▶ Written request
Check each line of the listing, and copy it if it contains the word "this".

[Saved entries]
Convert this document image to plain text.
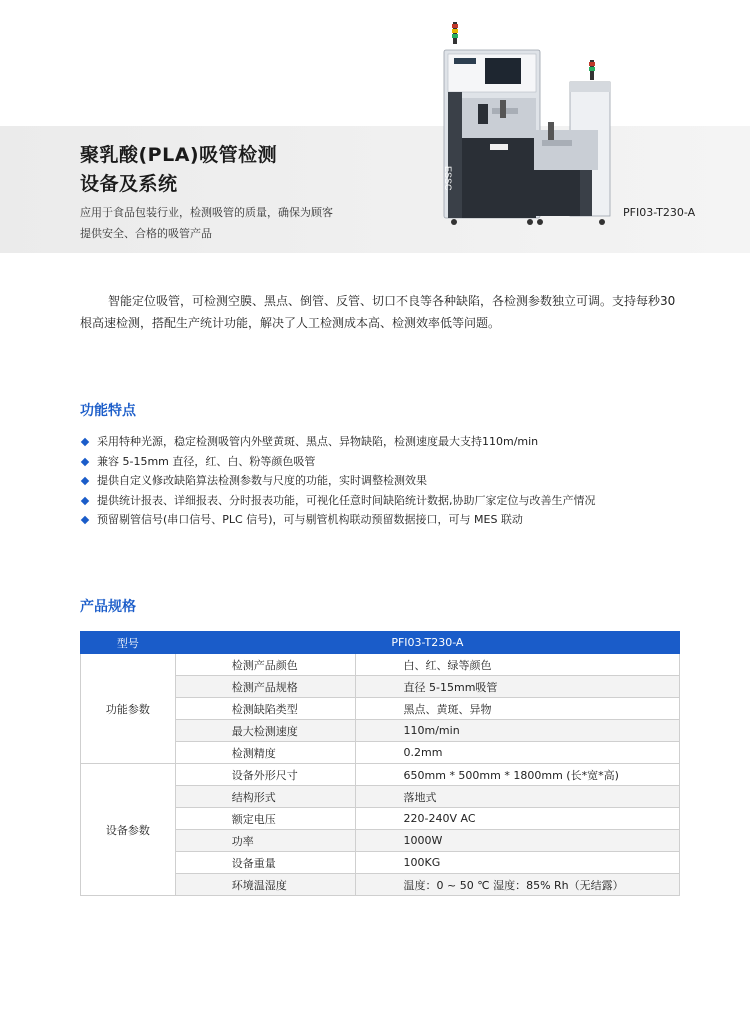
聚乳酸(PLA)吸管检测
设备及系统
应用于食品包装行业，检测吸管的质量，确保为顾客
提供安全、合格的吸管产品
ESSC
PFI03-T230-A

智能定位吸管，可检测空膜、黑点、倒管、反管、切口不良等各种缺陷，各检测参数独立可调。支持每秒30根高速检测，搭配生产统计功能，解决了人工检测成本高、检测效率低等问题。

功能特点
采用特种光源，稳定检测吸管内外壁黄斑、黑点、异物缺陷，检测速度最大支持110m/min
兼容 5-15mm 直径，红、白、粉等颜色吸管
提供自定义修改缺陷算法检测参数与尺度的功能，实时调整检测效果
提供统计报表、详细报表、分时报表功能，可视化任意时间缺陷统计数据,协助厂家定位与改善生产情况
预留剔管信号(串口信号、PLC 信号)，可与剔管机构联动预留数据接口，可与 MES 联动
产品规格
型号	PFI03-T230-A	
功能参数	检测产品颜色	白、红、绿等颜色
	检测产品规格	直径 5-15mm吸管
	检测缺陷类型	黑点、黄斑、异物
	最大检测速度	110m/min
	检测精度	0.2mm
设备参数	设备外形尺寸	650mm * 500mm * 1800mm (长*宽*高)
	结构形式	落地式
	额定电压	220-240V AC
	功率	1000W
	设备重量	100KG
	环境温湿度	温度：0 ~ 50 ℃ 湿度：85% Rh（无结露）
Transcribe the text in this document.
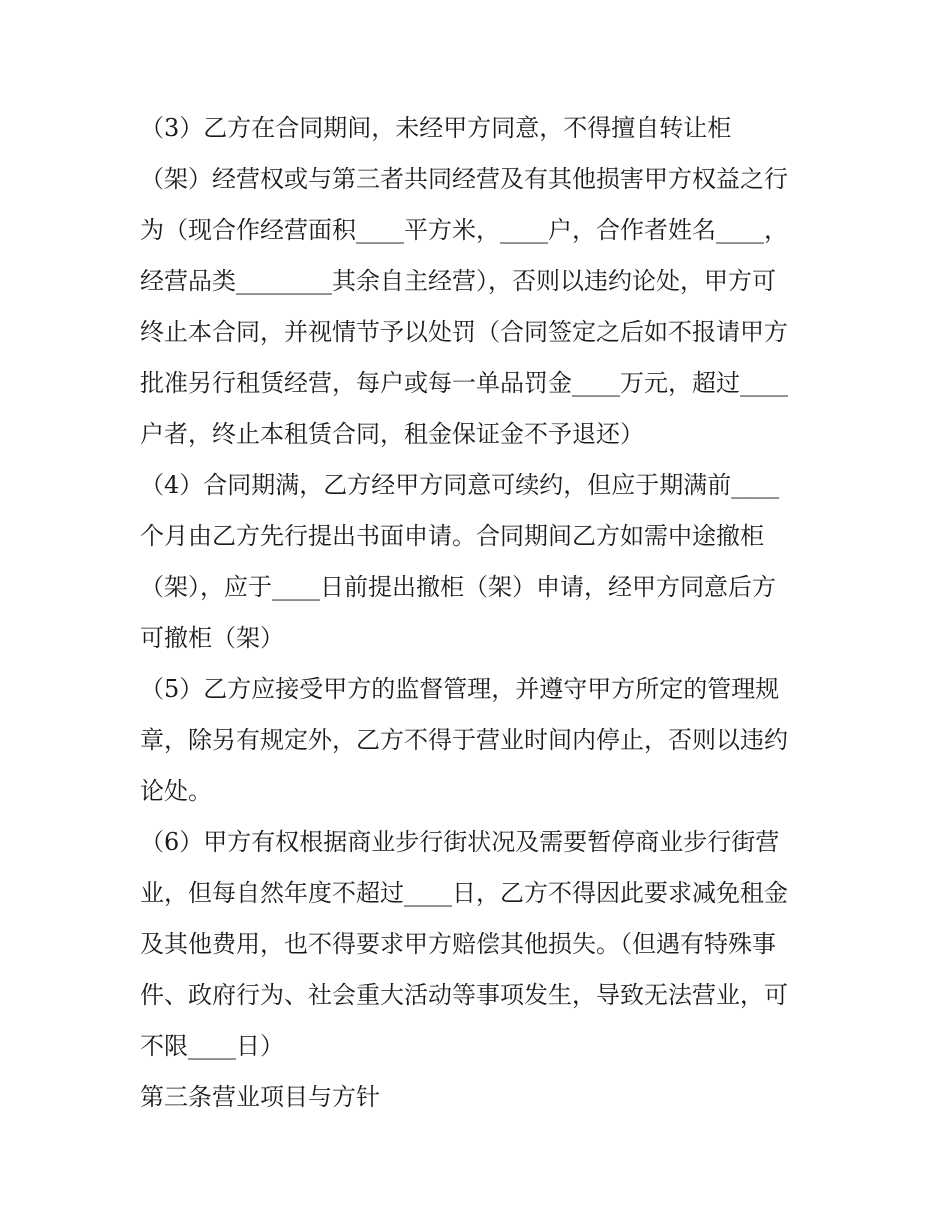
（3）乙方在合同期间，未经甲方同意，不得擅自转让柜
（架）经营权或与第三者共同经营及有其他损害甲方权益之行
为（现合作经营面积____平方米，____户，合作者姓名____，
经营品类________其余自主经营），否则以违约论处，甲方可
终止本合同，并视情节予以处罚（合同签定之后如不报请甲方
批准另行租赁经营，每户或每一单品罚金____万元，超过____
户者，终止本租赁合同，租金保证金不予退还）
（4）合同期满，乙方经甲方同意可续约，但应于期满前____
个月由乙方先行提出书面申请。合同期间乙方如需中途撤柜
（架），应于____日前提出撤柜（架）申请，经甲方同意后方
可撤柜（架）
（5）乙方应接受甲方的监督管理，并遵守甲方所定的管理规
章，除另有规定外，乙方不得于营业时间内停止，否则以违约
论处。
（6）甲方有权根据商业步行街状况及需要暂停商业步行街营
业，但每自然年度不超过____日，乙方不得因此要求减免租金
及其他费用，也不得要求甲方赔偿其他损失。（但遇有特殊事
件、政府行为、社会重大活动等事项发生，导致无法营业，可
不限____日）
第三条营业项目与方针
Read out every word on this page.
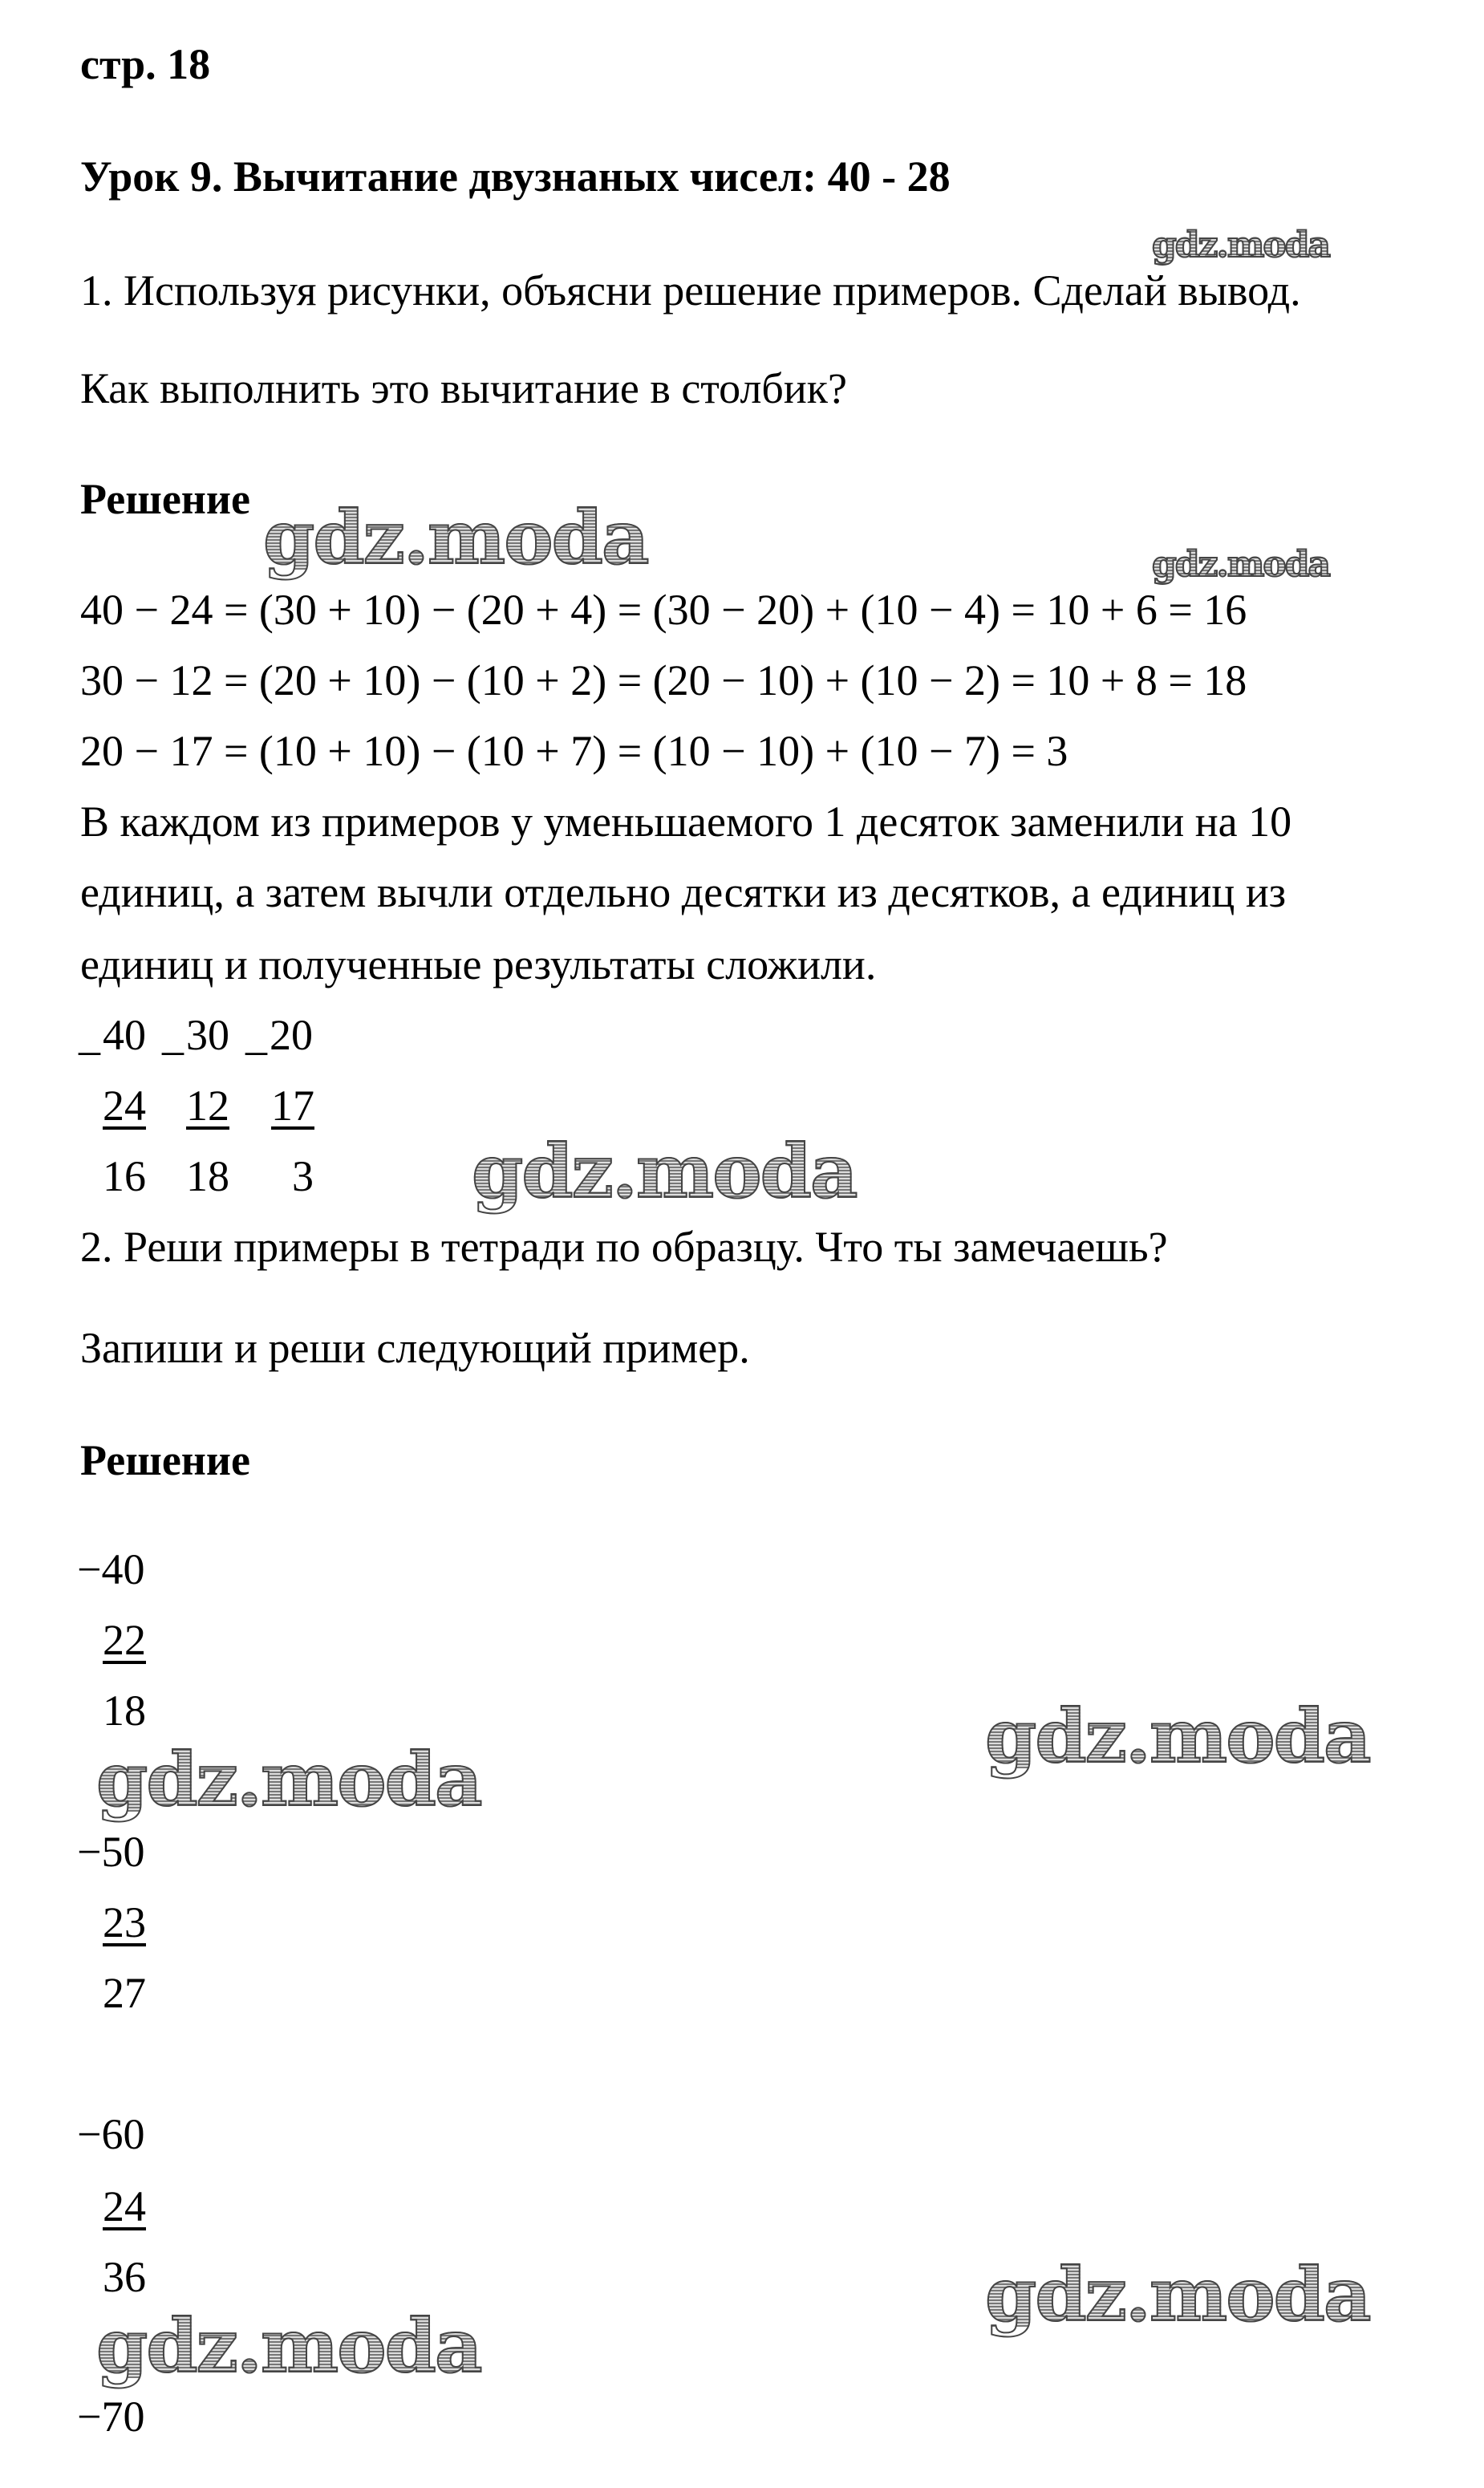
стр. 18
Урок 9. Вычитание двузнаных чисел: 40 - 28
1. Используя рисунки, объясни решение примеров. Сделай вывод.
Как выполнить это вычитание в столбик?
Решение
40 − 24 = (30 + 10) − (20 + 4) = (30 − 20) + (10 − 4) = 10 + 6 = 16
30 − 12 = (20 + 10) − (10 + 2) = (20 − 10) + (10 − 2) = 10 + 8 = 18
20 − 17 = (10 + 10) − (10 + 7) = (10 − 10) + (10 − 7) = 3
В каждом из примеров у уменьшаемого 1 десяток заменили на 10
единиц, а затем вычли отдельно десятки из десятков, а единиц из
единиц и полученные результаты сложили.
_ 40 _ 30 _ 20
24 12 17
16 18 3
2. Реши примеры в тетради по образцу. Что ты замечаешь?
Запиши и реши следующий пример.
Решение
−40
22
18
−50
23
27
−60
24
36
−70
gdz.moda
gdz.moda
gdz.moda
gdz.moda
gdz.moda	gdz.moda
gdz.moda
gdz.moda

▶ Problem solution
Convert this document image to plain text.
Transcribe the text in this document.
Read out every word on this page.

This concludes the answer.